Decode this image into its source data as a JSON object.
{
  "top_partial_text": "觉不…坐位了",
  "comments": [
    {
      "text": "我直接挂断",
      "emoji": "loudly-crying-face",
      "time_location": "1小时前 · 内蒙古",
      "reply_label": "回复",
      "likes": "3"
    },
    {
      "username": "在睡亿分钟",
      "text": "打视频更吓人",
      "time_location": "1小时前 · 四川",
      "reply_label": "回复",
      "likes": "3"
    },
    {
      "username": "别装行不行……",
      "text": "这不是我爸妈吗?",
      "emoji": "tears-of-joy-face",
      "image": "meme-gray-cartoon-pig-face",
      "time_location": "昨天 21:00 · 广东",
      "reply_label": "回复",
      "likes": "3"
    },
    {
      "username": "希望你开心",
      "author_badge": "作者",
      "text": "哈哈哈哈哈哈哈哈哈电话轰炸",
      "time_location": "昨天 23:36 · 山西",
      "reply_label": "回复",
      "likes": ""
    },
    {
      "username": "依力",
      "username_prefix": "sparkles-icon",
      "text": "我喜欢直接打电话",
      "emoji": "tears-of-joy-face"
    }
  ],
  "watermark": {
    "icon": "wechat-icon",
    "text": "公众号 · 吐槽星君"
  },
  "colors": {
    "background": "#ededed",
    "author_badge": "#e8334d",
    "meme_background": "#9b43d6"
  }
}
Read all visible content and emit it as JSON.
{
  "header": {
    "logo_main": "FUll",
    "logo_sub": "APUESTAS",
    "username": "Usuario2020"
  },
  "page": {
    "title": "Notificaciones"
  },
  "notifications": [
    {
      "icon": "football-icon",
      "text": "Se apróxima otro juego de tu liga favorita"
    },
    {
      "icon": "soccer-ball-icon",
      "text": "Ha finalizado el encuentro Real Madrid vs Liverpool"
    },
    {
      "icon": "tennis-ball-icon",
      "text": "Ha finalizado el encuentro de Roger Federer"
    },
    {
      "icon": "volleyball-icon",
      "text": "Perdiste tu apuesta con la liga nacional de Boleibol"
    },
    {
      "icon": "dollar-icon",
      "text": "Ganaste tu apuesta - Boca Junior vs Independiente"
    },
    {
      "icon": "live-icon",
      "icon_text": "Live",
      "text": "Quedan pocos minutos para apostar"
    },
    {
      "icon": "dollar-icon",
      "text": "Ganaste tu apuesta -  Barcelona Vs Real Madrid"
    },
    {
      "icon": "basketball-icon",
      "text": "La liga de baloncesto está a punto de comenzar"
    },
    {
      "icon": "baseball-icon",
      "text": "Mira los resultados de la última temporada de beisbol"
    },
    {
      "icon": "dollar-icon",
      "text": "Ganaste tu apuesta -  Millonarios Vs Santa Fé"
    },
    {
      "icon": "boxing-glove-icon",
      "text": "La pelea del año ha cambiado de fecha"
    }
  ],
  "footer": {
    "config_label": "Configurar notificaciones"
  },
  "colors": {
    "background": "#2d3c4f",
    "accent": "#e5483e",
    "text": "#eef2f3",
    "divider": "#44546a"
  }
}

════════════════════

All of the entries need to be reproduced exactly; please write them out.

■ The completed task ■
Decode this image into its source data as a JSON object.
{
  "top_partial_text": "觉不…坐位了",
  "comments": [
    {
      "text": "我直接挂断",
      "emoji": "loudly-crying-face",
      "time_location": "1小时前 · 内蒙古",
      "reply_label": "回复",
      "likes": "3"
    },
    {
      "username": "在睡亿分钟",
      "text": "打视频更吓人",
      "time_location": "1小时前 · 四川",
      "reply_label": "回复",
      "likes": "3"
    },
    {
      "username": "别装行不行……",
      "text": "这不是我爸妈吗?",
      "emoji": "tears-of-joy-face",
      "image": "meme-gray-cartoon-pig-face",
      "time_location": "昨天 21:00 · 广东",
      "reply_label": "回复",
      "likes": "3"
    },
    {
      "username": "希望你开心",
      "author_badge": "作者",
      "text": "哈哈哈哈哈哈哈哈哈电话轰炸",
      "time_location": "昨天 23:36 · 山西",
      "reply_label": "回复",
      "likes": ""
    },
    {
      "username": "依力",
      "username_prefix": "sparkles-icon",
      "text": "我喜欢直接打电话",
      "emoji": "tears-of-joy-face"
    }
  ],
  "watermark": {
    "icon": "wechat-icon",
    "text": "公众号 · 吐槽星君"
  },
  "colors": {
    "background": "#ededed",
    "author_badge": "#e8334d",
    "meme_background": "#9b43d6"
  }
}
Read all visible content and emit it as JSON.
{
  "header": {
    "logo_main": "FUll",
    "logo_sub": "APUESTAS",
    "username": "Usuario2020"
  },
  "page": {
    "title": "Notificaciones"
  },
  "notifications": [
    {
      "icon": "football-icon",
      "text": "Se apróxima otro juego de tu liga favorita"
    },
    {
      "icon": "soccer-ball-icon",
      "text": "Ha finalizado el encuentro Real Madrid vs Liverpool"
    },
    {
      "icon": "tennis-ball-icon",
      "text": "Ha finalizado el encuentro de Roger Federer"
    },
    {
      "icon": "volleyball-icon",
      "text": "Perdiste tu apuesta con la liga nacional de Boleibol"
    },
    {
      "icon": "dollar-icon",
      "text": "Ganaste tu apuesta - Boca Junior vs Independiente"
    },
    {
      "icon": "live-icon",
      "icon_text": "Live",
      "text": "Quedan pocos minutos para apostar"
    },
    {
      "icon": "dollar-icon",
      "text": "Ganaste tu apuesta -  Barcelona Vs Real Madrid"
    },
    {
      "icon": "basketball-icon",
      "text": "La liga de baloncesto está a punto de comenzar"
    },
    {
      "icon": "baseball-icon",
      "text": "Mira los resultados de la última temporada de beisbol"
    },
    {
      "icon": "dollar-icon",
      "text": "Ganaste tu apuesta -  Millonarios Vs Santa Fé"
    },
    {
      "icon": "boxing-glove-icon",
      "text": "La pelea del año ha cambiado de fecha"
    }
  ],
  "footer": {
    "config_label": "Configurar notificaciones"
  },
  "colors": {
    "background": "#2d3c4f",
    "accent": "#e5483e",
    "text": "#eef2f3",
    "divider": "#44546a"
  }
}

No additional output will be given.